**Available records:**
☆ ☆ ☆ ☆ ☆

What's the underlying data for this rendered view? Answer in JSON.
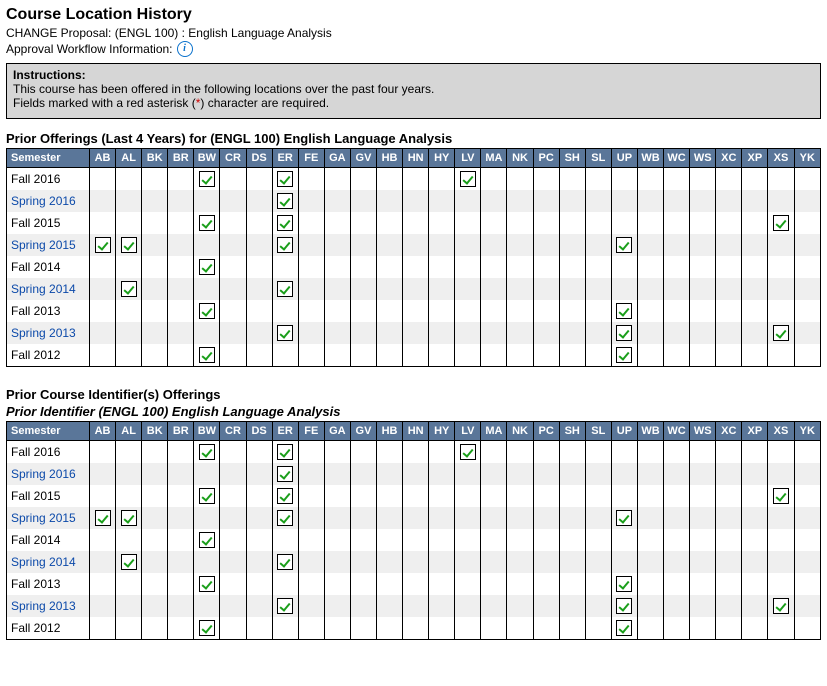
{
  "header": {
    "title": "Course Location History",
    "proposal": "CHANGE Proposal: (ENGL 100) : English Language Analysis",
    "approval_label": "Approval Workflow Information:"
  },
  "instructions": {
    "heading": "Instructions:",
    "line1": "This course has been offered in the following locations over the past four years.",
    "line2_a": "Fields marked with a red asterisk (",
    "line2_star": "*",
    "line2_b": ") character are required."
  },
  "columns": [
    "AB",
    "AL",
    "BK",
    "BR",
    "BW",
    "CR",
    "DS",
    "ER",
    "FE",
    "GA",
    "GV",
    "HB",
    "HN",
    "HY",
    "LV",
    "MA",
    "NK",
    "PC",
    "SH",
    "SL",
    "UP",
    "WB",
    "WC",
    "WS",
    "XC",
    "XP",
    "XS",
    "YK"
  ],
  "semester_header": "Semester",
  "table1": {
    "heading": "Prior Offerings (Last 4 Years) for (ENGL 100) English Language Analysis",
    "rows": [
      {
        "label": "Fall 2016",
        "link": false,
        "checks": [
          "BW",
          "ER",
          "LV"
        ]
      },
      {
        "label": "Spring 2016",
        "link": true,
        "checks": [
          "ER"
        ]
      },
      {
        "label": "Fall 2015",
        "link": false,
        "checks": [
          "BW",
          "ER",
          "XS"
        ]
      },
      {
        "label": "Spring 2015",
        "link": true,
        "checks": [
          "AB",
          "AL",
          "ER",
          "UP"
        ]
      },
      {
        "label": "Fall 2014",
        "link": false,
        "checks": [
          "BW"
        ]
      },
      {
        "label": "Spring 2014",
        "link": true,
        "checks": [
          "AL",
          "ER"
        ]
      },
      {
        "label": "Fall 2013",
        "link": false,
        "checks": [
          "BW",
          "UP"
        ]
      },
      {
        "label": "Spring 2013",
        "link": true,
        "checks": [
          "ER",
          "UP",
          "XS"
        ]
      },
      {
        "label": "Fall 2012",
        "link": false,
        "checks": [
          "BW",
          "UP"
        ]
      }
    ]
  },
  "table2": {
    "heading": "Prior Course Identifier(s) Offerings",
    "subheading": "Prior Identifier (ENGL 100) English Language Analysis",
    "rows": [
      {
        "label": "Fall 2016",
        "link": false,
        "checks": [
          "BW",
          "ER",
          "LV"
        ]
      },
      {
        "label": "Spring 2016",
        "link": true,
        "checks": [
          "ER"
        ]
      },
      {
        "label": "Fall 2015",
        "link": false,
        "checks": [
          "BW",
          "ER",
          "XS"
        ]
      },
      {
        "label": "Spring 2015",
        "link": true,
        "checks": [
          "AB",
          "AL",
          "ER",
          "UP"
        ]
      },
      {
        "label": "Fall 2014",
        "link": false,
        "checks": [
          "BW"
        ]
      },
      {
        "label": "Spring 2014",
        "link": true,
        "checks": [
          "AL",
          "ER"
        ]
      },
      {
        "label": "Fall 2013",
        "link": false,
        "checks": [
          "BW",
          "UP"
        ]
      },
      {
        "label": "Spring 2013",
        "link": true,
        "checks": [
          "ER",
          "UP",
          "XS"
        ]
      },
      {
        "label": "Fall 2012",
        "link": false,
        "checks": [
          "BW",
          "UP"
        ]
      }
    ]
  }
}
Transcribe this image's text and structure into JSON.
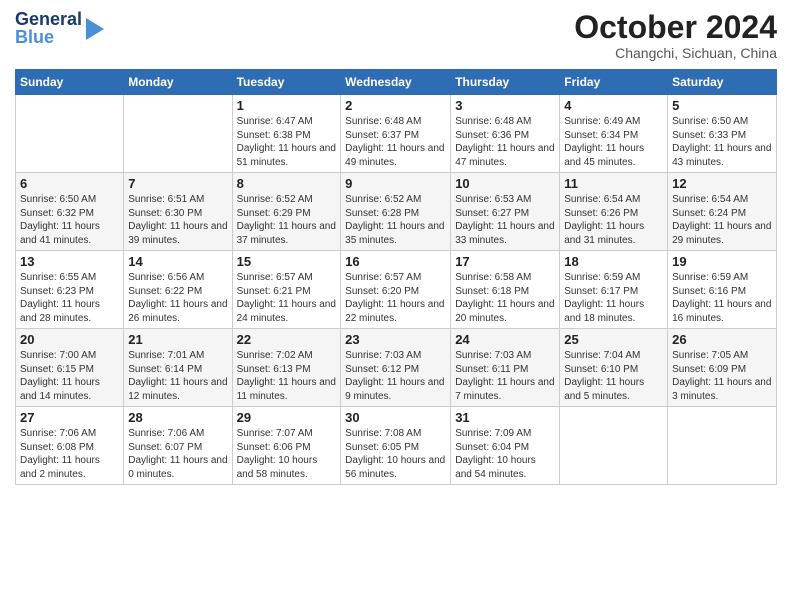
{
  "header": {
    "logo_line1": "General",
    "logo_line2": "Blue",
    "month": "October 2024",
    "location": "Changchi, Sichuan, China"
  },
  "weekdays": [
    "Sunday",
    "Monday",
    "Tuesday",
    "Wednesday",
    "Thursday",
    "Friday",
    "Saturday"
  ],
  "weeks": [
    [
      {
        "day": "",
        "info": ""
      },
      {
        "day": "",
        "info": ""
      },
      {
        "day": "1",
        "info": "Sunrise: 6:47 AM\nSunset: 6:38 PM\nDaylight: 11 hours and 51 minutes."
      },
      {
        "day": "2",
        "info": "Sunrise: 6:48 AM\nSunset: 6:37 PM\nDaylight: 11 hours and 49 minutes."
      },
      {
        "day": "3",
        "info": "Sunrise: 6:48 AM\nSunset: 6:36 PM\nDaylight: 11 hours and 47 minutes."
      },
      {
        "day": "4",
        "info": "Sunrise: 6:49 AM\nSunset: 6:34 PM\nDaylight: 11 hours and 45 minutes."
      },
      {
        "day": "5",
        "info": "Sunrise: 6:50 AM\nSunset: 6:33 PM\nDaylight: 11 hours and 43 minutes."
      }
    ],
    [
      {
        "day": "6",
        "info": "Sunrise: 6:50 AM\nSunset: 6:32 PM\nDaylight: 11 hours and 41 minutes."
      },
      {
        "day": "7",
        "info": "Sunrise: 6:51 AM\nSunset: 6:30 PM\nDaylight: 11 hours and 39 minutes."
      },
      {
        "day": "8",
        "info": "Sunrise: 6:52 AM\nSunset: 6:29 PM\nDaylight: 11 hours and 37 minutes."
      },
      {
        "day": "9",
        "info": "Sunrise: 6:52 AM\nSunset: 6:28 PM\nDaylight: 11 hours and 35 minutes."
      },
      {
        "day": "10",
        "info": "Sunrise: 6:53 AM\nSunset: 6:27 PM\nDaylight: 11 hours and 33 minutes."
      },
      {
        "day": "11",
        "info": "Sunrise: 6:54 AM\nSunset: 6:26 PM\nDaylight: 11 hours and 31 minutes."
      },
      {
        "day": "12",
        "info": "Sunrise: 6:54 AM\nSunset: 6:24 PM\nDaylight: 11 hours and 29 minutes."
      }
    ],
    [
      {
        "day": "13",
        "info": "Sunrise: 6:55 AM\nSunset: 6:23 PM\nDaylight: 11 hours and 28 minutes."
      },
      {
        "day": "14",
        "info": "Sunrise: 6:56 AM\nSunset: 6:22 PM\nDaylight: 11 hours and 26 minutes."
      },
      {
        "day": "15",
        "info": "Sunrise: 6:57 AM\nSunset: 6:21 PM\nDaylight: 11 hours and 24 minutes."
      },
      {
        "day": "16",
        "info": "Sunrise: 6:57 AM\nSunset: 6:20 PM\nDaylight: 11 hours and 22 minutes."
      },
      {
        "day": "17",
        "info": "Sunrise: 6:58 AM\nSunset: 6:18 PM\nDaylight: 11 hours and 20 minutes."
      },
      {
        "day": "18",
        "info": "Sunrise: 6:59 AM\nSunset: 6:17 PM\nDaylight: 11 hours and 18 minutes."
      },
      {
        "day": "19",
        "info": "Sunrise: 6:59 AM\nSunset: 6:16 PM\nDaylight: 11 hours and 16 minutes."
      }
    ],
    [
      {
        "day": "20",
        "info": "Sunrise: 7:00 AM\nSunset: 6:15 PM\nDaylight: 11 hours and 14 minutes."
      },
      {
        "day": "21",
        "info": "Sunrise: 7:01 AM\nSunset: 6:14 PM\nDaylight: 11 hours and 12 minutes."
      },
      {
        "day": "22",
        "info": "Sunrise: 7:02 AM\nSunset: 6:13 PM\nDaylight: 11 hours and 11 minutes."
      },
      {
        "day": "23",
        "info": "Sunrise: 7:03 AM\nSunset: 6:12 PM\nDaylight: 11 hours and 9 minutes."
      },
      {
        "day": "24",
        "info": "Sunrise: 7:03 AM\nSunset: 6:11 PM\nDaylight: 11 hours and 7 minutes."
      },
      {
        "day": "25",
        "info": "Sunrise: 7:04 AM\nSunset: 6:10 PM\nDaylight: 11 hours and 5 minutes."
      },
      {
        "day": "26",
        "info": "Sunrise: 7:05 AM\nSunset: 6:09 PM\nDaylight: 11 hours and 3 minutes."
      }
    ],
    [
      {
        "day": "27",
        "info": "Sunrise: 7:06 AM\nSunset: 6:08 PM\nDaylight: 11 hours and 2 minutes."
      },
      {
        "day": "28",
        "info": "Sunrise: 7:06 AM\nSunset: 6:07 PM\nDaylight: 11 hours and 0 minutes."
      },
      {
        "day": "29",
        "info": "Sunrise: 7:07 AM\nSunset: 6:06 PM\nDaylight: 10 hours and 58 minutes."
      },
      {
        "day": "30",
        "info": "Sunrise: 7:08 AM\nSunset: 6:05 PM\nDaylight: 10 hours and 56 minutes."
      },
      {
        "day": "31",
        "info": "Sunrise: 7:09 AM\nSunset: 6:04 PM\nDaylight: 10 hours and 54 minutes."
      },
      {
        "day": "",
        "info": ""
      },
      {
        "day": "",
        "info": ""
      }
    ]
  ]
}
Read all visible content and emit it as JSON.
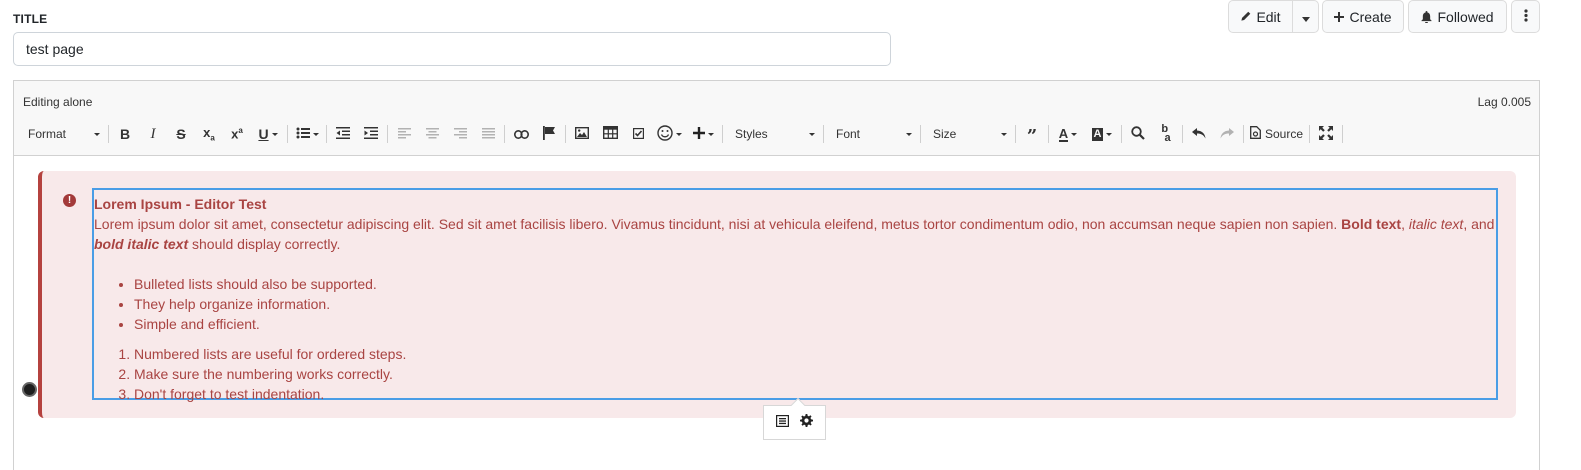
{
  "title_section": {
    "label": "TITLE",
    "value": "test page"
  },
  "actions": {
    "edit_label": "Edit",
    "create_label": "Create",
    "followed_label": "Followed"
  },
  "editor": {
    "status": "Editing alone",
    "lag": "Lag 0.005",
    "toolbar": {
      "format": "Format",
      "styles": "Styles",
      "font": "Font",
      "size": "Size",
      "source": "Source"
    },
    "alert": {
      "title": "Lorem Ipsum - Editor Test",
      "paragraph_start": "Lorem ipsum dolor sit amet, consectetur adipiscing elit. Sed sit amet facilisis libero. Vivamus tincidunt, nisi at vehicula eleifend, metus tortor condimentum odio, non accumsan neque sapien non sapien. ",
      "bold": "Bold text",
      "comma": ", ",
      "italic": "italic text",
      "and": ", and ",
      "bold_italic": "bold italic text",
      "end": " should display correctly.",
      "bullets": [
        "Bulleted lists should also be supported.",
        "They help organize information.",
        "Simple and efficient."
      ],
      "numbered": [
        "Numbered lists are useful for ordered steps.",
        "Make sure the numbering works correctly.",
        "Don't forget to test indentation."
      ]
    }
  },
  "colors": {
    "alert_text": "#a94442",
    "alert_bg": "#f8e9ea",
    "alert_border": "#b5423f",
    "selection_border": "#4a9de6"
  }
}
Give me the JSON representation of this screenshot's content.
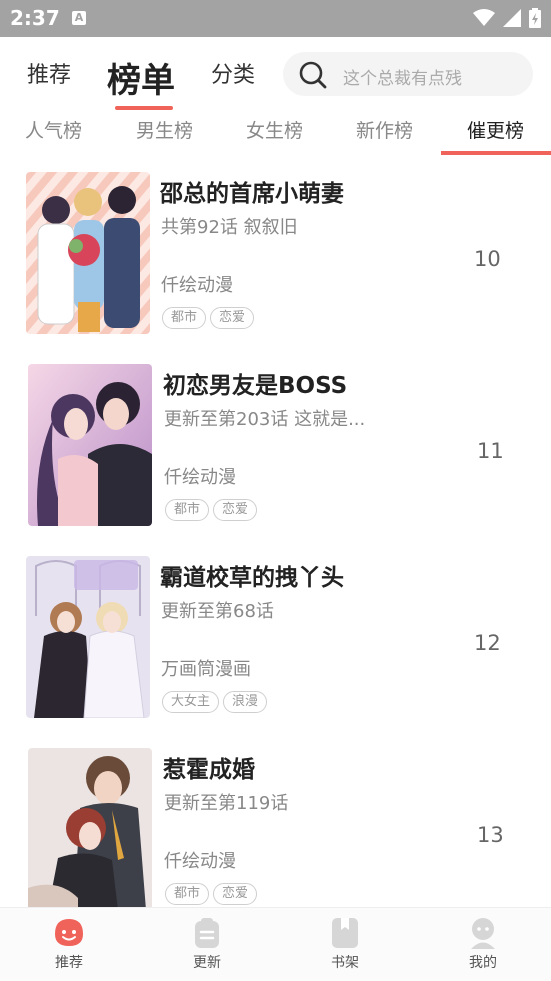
{
  "status_bar": {
    "time": "2:37",
    "notification_letter": "A"
  },
  "top_nav": {
    "tabs": [
      {
        "label": "推荐"
      },
      {
        "label": "榜单"
      },
      {
        "label": "分类"
      }
    ],
    "active_tab": "榜单",
    "search": {
      "placeholder": "这个总裁有点残"
    }
  },
  "rank_tabs": {
    "tabs": [
      {
        "label": "人气榜"
      },
      {
        "label": "男生榜"
      },
      {
        "label": "女生榜"
      },
      {
        "label": "新作榜"
      },
      {
        "label": "催更榜"
      }
    ],
    "active_tab": "催更榜"
  },
  "comics": [
    {
      "title": "邵总的首席小萌妻",
      "subtitle": "共第92话 叙叙旧",
      "author": "仟绘动漫",
      "tags": [
        "都市",
        "恋爱"
      ],
      "rank": "10"
    },
    {
      "title": "初恋男友是BOSS",
      "subtitle": "更新至第203话 这就是...",
      "author": "仟绘动漫",
      "tags": [
        "都市",
        "恋爱"
      ],
      "rank": "11"
    },
    {
      "title": "霸道校草的拽丫头",
      "subtitle": "更新至第68话",
      "author": "万画筒漫画",
      "tags": [
        "大女主",
        "浪漫"
      ],
      "rank": "12"
    },
    {
      "title": "惹霍成婚",
      "subtitle": "更新至第119话",
      "author": "仟绘动漫",
      "tags": [
        "都市",
        "恋爱"
      ],
      "rank": "13"
    }
  ],
  "bottom_nav": {
    "items": [
      {
        "label": "推荐",
        "icon": "smile-bubble-icon"
      },
      {
        "label": "更新",
        "icon": "clipboard-icon"
      },
      {
        "label": "书架",
        "icon": "bookmark-book-icon"
      },
      {
        "label": "我的",
        "icon": "user-icon"
      }
    ],
    "active": "推荐"
  },
  "colors": {
    "accent": "#f0635a",
    "status_bar": "#a3a3a3",
    "inactive_icon": "#d6d6d6"
  }
}
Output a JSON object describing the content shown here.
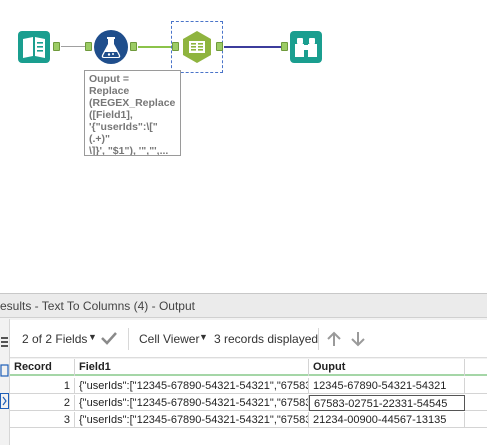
{
  "workflow": {
    "tools": [
      {
        "name": "Input Data",
        "icon": "book-icon"
      },
      {
        "name": "Formula",
        "icon": "flask-icon"
      },
      {
        "name": "Text To Columns",
        "icon": "text-to-columns-icon"
      },
      {
        "name": "Browse",
        "icon": "binoculars-icon"
      }
    ],
    "annotation": "Ouput =\nReplace\n(REGEX_Replace\n([Field1],\n'{\"userIds\":\\[\"(.+)\"\n\\]}', \"$1\"), '\",\"',...",
    "colors": {
      "input": "#1a9e8f",
      "formula": "#1f4e8c",
      "parse": "#8fb43f",
      "browse": "#1a9e8f",
      "connector": "#8bc34a",
      "connector_out": "#3c3c9c"
    }
  },
  "results": {
    "title": "esults - Text To Columns (4) - Output",
    "fields_label": "2 of 2 Fields",
    "viewer_label": "Cell Viewer",
    "records_label": "3 records displayed",
    "columns": [
      "Record",
      "Field1",
      "Ouput"
    ],
    "rows": [
      {
        "record": "1",
        "field1": "{\"userIds\":[\"12345-67890-54321-54321\",\"67583-...",
        "ouput": "12345-67890-54321-54321"
      },
      {
        "record": "2",
        "field1": "{\"userIds\":[\"12345-67890-54321-54321\",\"67583-...",
        "ouput": "67583-02751-22331-54545"
      },
      {
        "record": "3",
        "field1": "{\"userIds\":[\"12345-67890-54321-54321\",\"67583-...",
        "ouput": "21234-00900-44567-13135"
      }
    ]
  }
}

☆ ☆ ☆ ☆ ☆

**Short exercise:** Filter the data for the string "Offerings" and copy every line that has it.

**Solution:**
    "heading": "Prior Offerings (Last 4 Years) for (ENGL 100) English Language Analysis",
    "heading": "Prior Course Identifier(s) Offerings",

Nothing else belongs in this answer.